**BRIEF**: Restate the records below word for word, and omit the images they hold.

**GIVEN ENTRIES**:
+-------+
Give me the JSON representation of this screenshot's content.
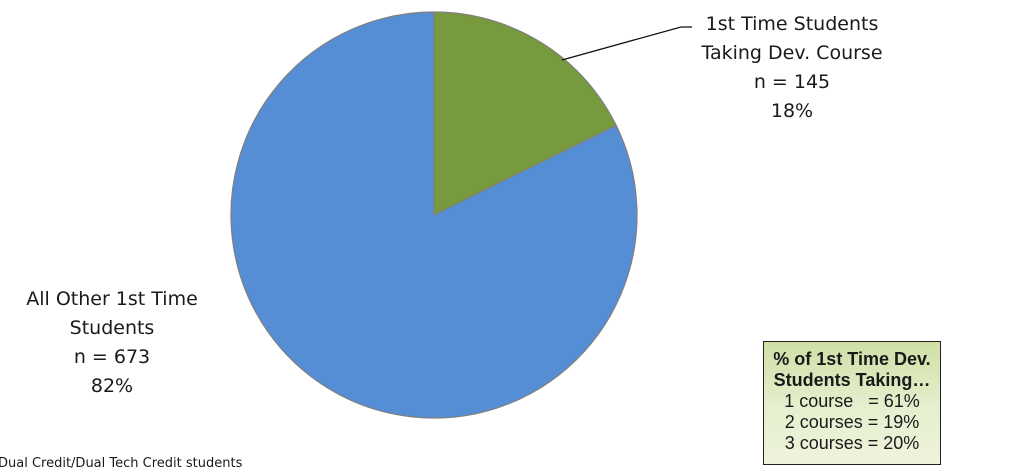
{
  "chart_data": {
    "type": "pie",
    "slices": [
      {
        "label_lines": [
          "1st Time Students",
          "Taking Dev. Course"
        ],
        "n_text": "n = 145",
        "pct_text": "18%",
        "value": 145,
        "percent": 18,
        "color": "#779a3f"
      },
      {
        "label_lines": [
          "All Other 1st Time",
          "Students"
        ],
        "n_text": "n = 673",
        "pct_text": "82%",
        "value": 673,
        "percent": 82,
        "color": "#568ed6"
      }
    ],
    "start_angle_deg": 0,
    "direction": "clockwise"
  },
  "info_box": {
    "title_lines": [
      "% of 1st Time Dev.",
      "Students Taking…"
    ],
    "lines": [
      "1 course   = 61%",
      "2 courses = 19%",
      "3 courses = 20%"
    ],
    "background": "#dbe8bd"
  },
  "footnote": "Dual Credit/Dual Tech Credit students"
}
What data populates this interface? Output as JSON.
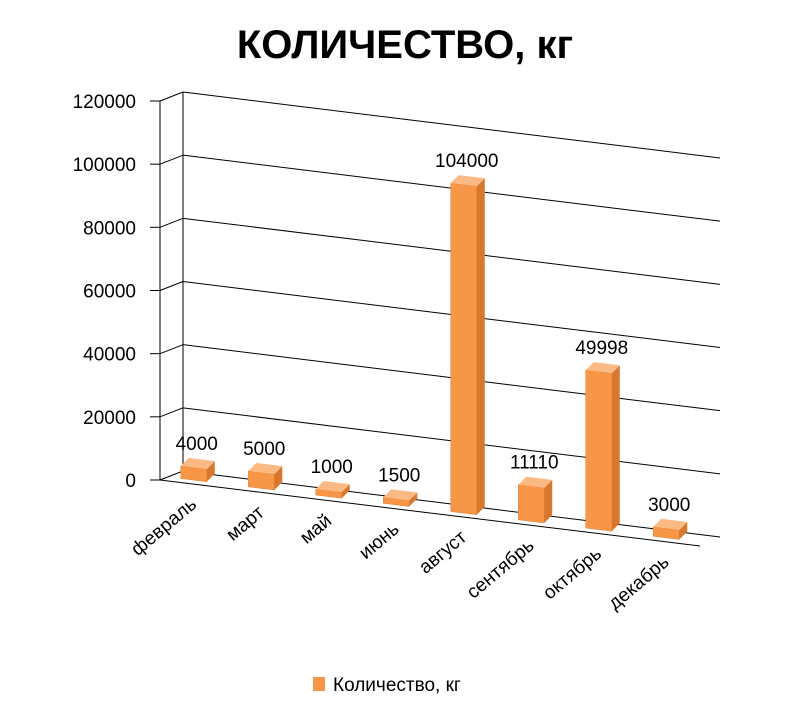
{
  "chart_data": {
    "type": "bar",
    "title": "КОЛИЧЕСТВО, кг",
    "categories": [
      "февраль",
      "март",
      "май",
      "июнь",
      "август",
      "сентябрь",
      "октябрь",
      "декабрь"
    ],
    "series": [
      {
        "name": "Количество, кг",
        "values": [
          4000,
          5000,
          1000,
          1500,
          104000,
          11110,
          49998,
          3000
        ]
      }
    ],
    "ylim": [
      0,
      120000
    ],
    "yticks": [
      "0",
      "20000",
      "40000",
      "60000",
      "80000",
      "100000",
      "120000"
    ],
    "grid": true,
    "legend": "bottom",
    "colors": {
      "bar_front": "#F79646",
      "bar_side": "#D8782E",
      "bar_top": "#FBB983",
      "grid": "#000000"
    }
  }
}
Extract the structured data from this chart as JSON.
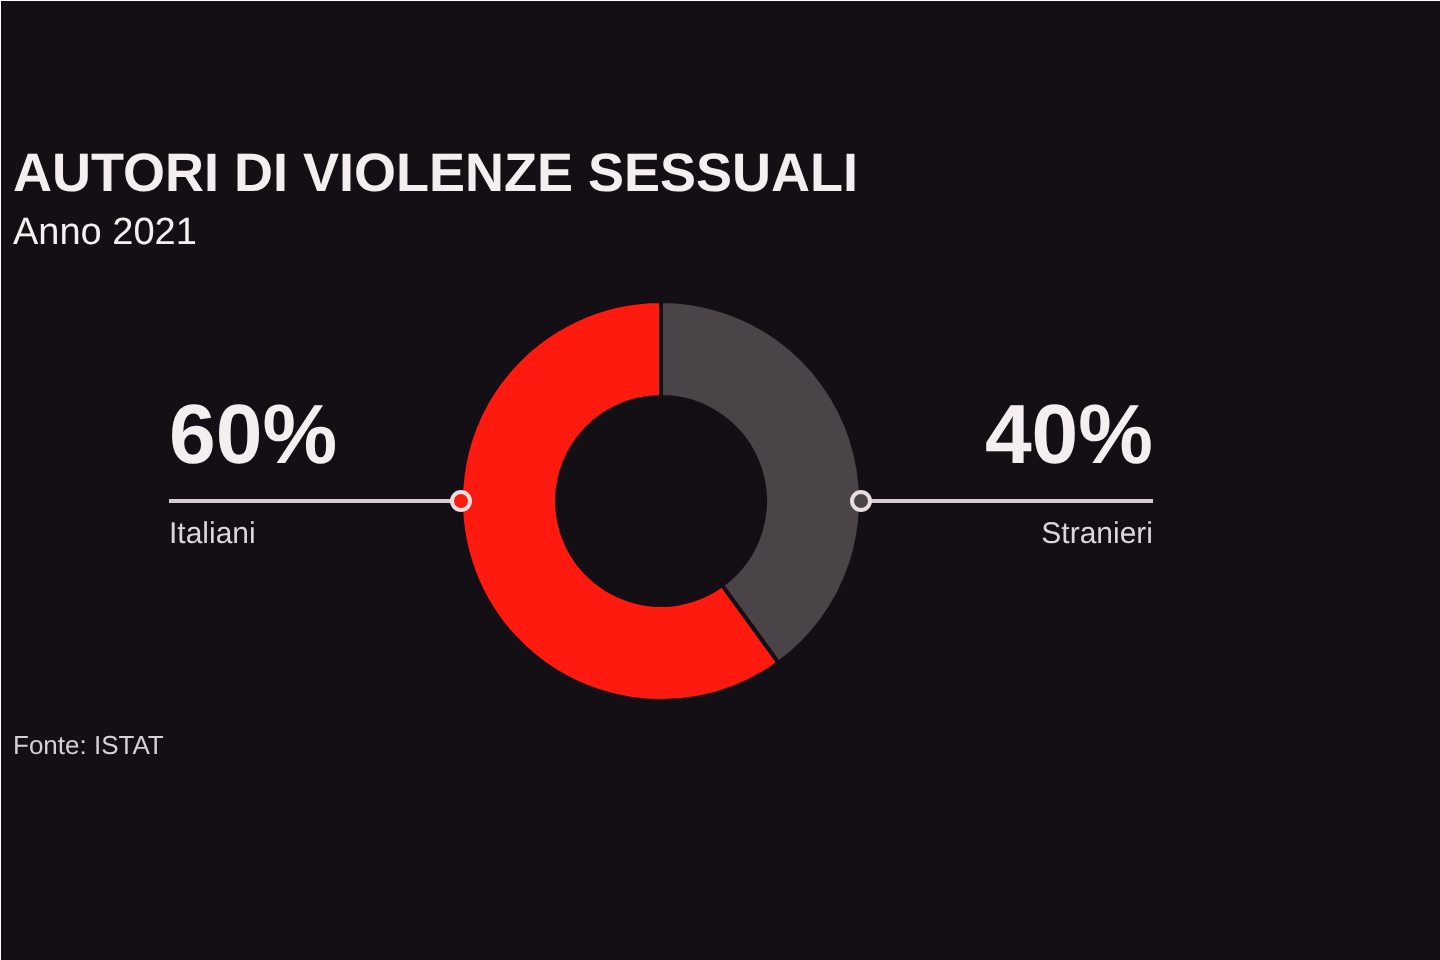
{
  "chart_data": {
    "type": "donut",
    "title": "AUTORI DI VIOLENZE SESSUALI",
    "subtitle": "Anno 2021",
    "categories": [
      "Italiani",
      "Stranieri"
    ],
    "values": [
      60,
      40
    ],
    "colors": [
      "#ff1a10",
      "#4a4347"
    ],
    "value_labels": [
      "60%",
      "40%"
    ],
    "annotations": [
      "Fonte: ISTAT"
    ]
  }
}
+-------+
**SOLUTION TO THIS TASK**:
Give me the JSON representation of this screenshot's content.
{
  "chart_data": {
    "type": "pie",
    "slices": [
      {
        "label_lines": [
          "1st Time Students",
          "Taking Dev. Course"
        ],
        "n_text": "n = 145",
        "pct_text": "18%",
        "value": 145,
        "percent": 18,
        "color": "#779a3f"
      },
      {
        "label_lines": [
          "All Other 1st Time",
          "Students"
        ],
        "n_text": "n = 673",
        "pct_text": "82%",
        "value": 673,
        "percent": 82,
        "color": "#568ed6"
      }
    ],
    "start_angle_deg": 0,
    "direction": "clockwise"
  },
  "info_box": {
    "title_lines": [
      "% of 1st Time Dev.",
      "Students Taking…"
    ],
    "lines": [
      "1 course   = 61%",
      "2 courses = 19%",
      "3 courses = 20%"
    ],
    "background": "#dbe8bd"
  },
  "footnote": "Dual Credit/Dual Tech Credit students"
}
What data populates this interface? Output as JSON.
{
  "chart_data": {
    "type": "bar",
    "title": "КОЛИЧЕСТВО, кг",
    "categories": [
      "февраль",
      "март",
      "май",
      "июнь",
      "август",
      "сентябрь",
      "октябрь",
      "декабрь"
    ],
    "series": [
      {
        "name": "Количество, кг",
        "values": [
          4000,
          5000,
          1000,
          1500,
          104000,
          11110,
          49998,
          3000
        ]
      }
    ],
    "ylim": [
      0,
      120000
    ],
    "yticks": [
      "0",
      "20000",
      "40000",
      "60000",
      "80000",
      "100000",
      "120000"
    ],
    "grid": true,
    "legend": "bottom",
    "colors": {
      "bar_front": "#F79646",
      "bar_side": "#D8782E",
      "bar_top": "#FBB983",
      "grid": "#000000"
    }
  }
}
Extract the structured data from this chart as JSON.
{
  "chart_data": {
    "type": "donut",
    "title": "AUTORI DI VIOLENZE SESSUALI",
    "subtitle": "Anno 2021",
    "categories": [
      "Italiani",
      "Stranieri"
    ],
    "values": [
      60,
      40
    ],
    "colors": [
      "#ff1a10",
      "#4a4347"
    ],
    "value_labels": [
      "60%",
      "40%"
    ],
    "annotations": [
      "Fonte: ISTAT"
    ]
  }
}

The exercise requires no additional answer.